Write out the lines of the material exactly, everything from the line containing "- cancel-button[interactable]: Cancel: [1153, 888, 1242, 918]" down to the line containing "- chevron-down-icon[interactable]: ▼: [1063, 276, 1075, 304]", both included.

[Part of a data file]
=====

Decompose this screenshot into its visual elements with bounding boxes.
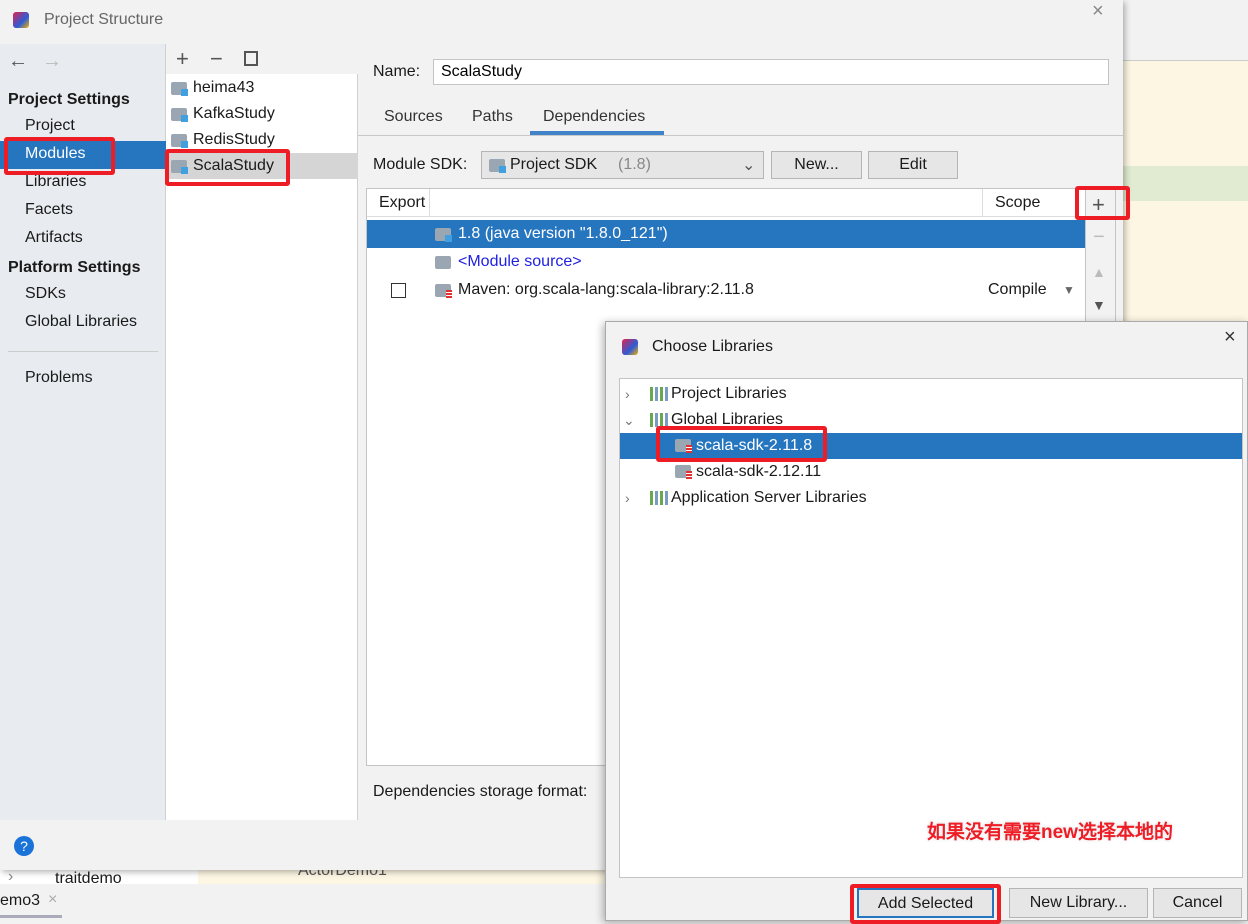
- cancel-button[interactable]: Cancel: [1153, 888, 1242, 918]
- tab-sources[interactable]: Sources: [384, 108, 443, 126]
- ide-tree-item[interactable]: traitdemo: [55, 870, 122, 884]
- new-sdk-button[interactable]: New...: [771, 151, 862, 179]
- back-arrow-icon[interactable]: ←: [8, 50, 28, 73]
- close-icon[interactable]: ×: [1224, 326, 1236, 349]
- column-scope[interactable]: Scope: [995, 189, 1040, 217]
- table-row[interactable]: 1.8 (java version "1.8.0_121"): [367, 220, 1085, 248]
- tab-dependencies[interactable]: Dependencies: [543, 108, 645, 126]
- chevron-down-icon[interactable]: ▼: [1063, 276, 1075, 304]
- tree-item[interactable]: scala-sdk-2.12.11: [620, 459, 1242, 485]
- export-checkbox[interactable]: [391, 283, 406, 298]
- module-item[interactable]: heima43: [166, 75, 358, 101]
- tree-item[interactable]: › Project Libraries: [620, 381, 1242, 407]
- divider: [358, 135, 1123, 136]
- ide-editor-text: ActorDemo1: [298, 870, 387, 879]
- table-row[interactable]: <Module source>: [367, 248, 1085, 276]
- copy-icon[interactable]: [244, 51, 258, 66]
- module-item[interactable]: KafkaStudy: [166, 101, 358, 127]
- sidebar-item-facets[interactable]: Facets: [25, 201, 73, 219]
- close-icon[interactable]: ×: [48, 891, 57, 909]
- sidebar-item-global-libraries[interactable]: Global Libraries: [25, 313, 137, 331]
- remove-icon: −: [1093, 226, 1105, 248]
- sidebar-item-libraries[interactable]: Libraries: [25, 173, 86, 191]
- choose-libraries-dialog: Choose Libraries × › Project Libraries ⌄ G…: [605, 321, 1248, 921]
- chevron-down-icon: ⌄: [742, 157, 756, 174]
- sidebar-item-problems[interactable]: Problems: [25, 369, 93, 387]
- project-settings-heading: Project Settings: [8, 91, 130, 108]
- sidebar-item-artifacts[interactable]: Artifacts: [25, 229, 83, 247]
- move-down-icon[interactable]: ▼: [1092, 297, 1106, 313]
- name-input[interactable]: [433, 59, 1109, 85]
- module-sdk-label: Module SDK:: [373, 156, 468, 173]
- edit-sdk-button[interactable]: Edit: [868, 151, 958, 179]
- sidebar-item-sdks[interactable]: SDKs: [25, 285, 66, 303]
- chevron-right-icon: ›: [8, 870, 14, 884]
- table-header: Export Scope: [367, 189, 1085, 217]
- column-export[interactable]: Export: [379, 189, 425, 217]
- highlight-box: [850, 884, 1001, 924]
- divider: [8, 351, 158, 352]
- add-icon[interactable]: +: [176, 46, 189, 72]
- tab-paths[interactable]: Paths: [472, 108, 513, 126]
- ide-highlight-line: [1123, 166, 1248, 201]
- sidebar-item-project[interactable]: Project: [25, 117, 75, 135]
- storage-format-label: Dependencies storage format:: [373, 783, 588, 800]
- tree-item[interactable]: › Application Server Libraries: [620, 485, 1242, 511]
- table-row[interactable]: Maven: org.scala-lang:scala-library:2.11…: [367, 276, 1085, 304]
- highlight-box: [656, 426, 827, 462]
- forward-arrow-icon: →: [42, 50, 62, 72]
- remove-icon[interactable]: −: [210, 46, 223, 72]
- intellij-logo-icon: [13, 12, 29, 28]
- highlight-box: [1075, 186, 1130, 220]
- help-icon[interactable]: ?: [14, 836, 34, 856]
- module-toolbar: + −: [166, 44, 358, 74]
- name-label: Name:: [373, 63, 421, 80]
- new-library-button[interactable]: New Library...: [1009, 888, 1148, 918]
- ide-bottom-tab[interactable]: emo3 ×: [0, 884, 62, 918]
- highlight-box: [4, 137, 115, 175]
- module-sdk-select[interactable]: Project SDK (1.8) ⌄: [481, 151, 764, 179]
- annotation-text: 如果没有需要new选择本地的: [927, 822, 1173, 843]
- intellij-logo-icon: [622, 339, 638, 355]
- dialog-title: Choose Libraries: [652, 338, 773, 355]
- move-up-icon: ▲: [1092, 264, 1106, 280]
- scope-select[interactable]: Compile: [988, 276, 1047, 304]
- highlight-box: [165, 149, 290, 186]
- dialog-title: Project Structure: [44, 11, 164, 28]
- close-icon[interactable]: ×: [1092, 0, 1104, 23]
- platform-settings-heading: Platform Settings: [8, 259, 141, 276]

=====

Exercise result:
- cancel-button[interactable]: Cancel: [1153, 888, 1242, 918]
- tab-sources[interactable]: Sources: [384, 108, 443, 126]
- ide-tree-item[interactable]: traitdemo: [55, 870, 122, 884]
- new-sdk-button[interactable]: New...: [771, 151, 862, 179]
- back-arrow-icon[interactable]: ←: [8, 50, 28, 73]
- close-icon[interactable]: ×: [1224, 326, 1236, 349]
- column-scope[interactable]: Scope: [995, 189, 1040, 217]
- table-row[interactable]: 1.8 (java version "1.8.0_121"): [367, 220, 1085, 248]
- tab-dependencies[interactable]: Dependencies: [543, 108, 645, 126]
- chevron-down-icon[interactable]: ▼: [1063, 276, 1075, 304]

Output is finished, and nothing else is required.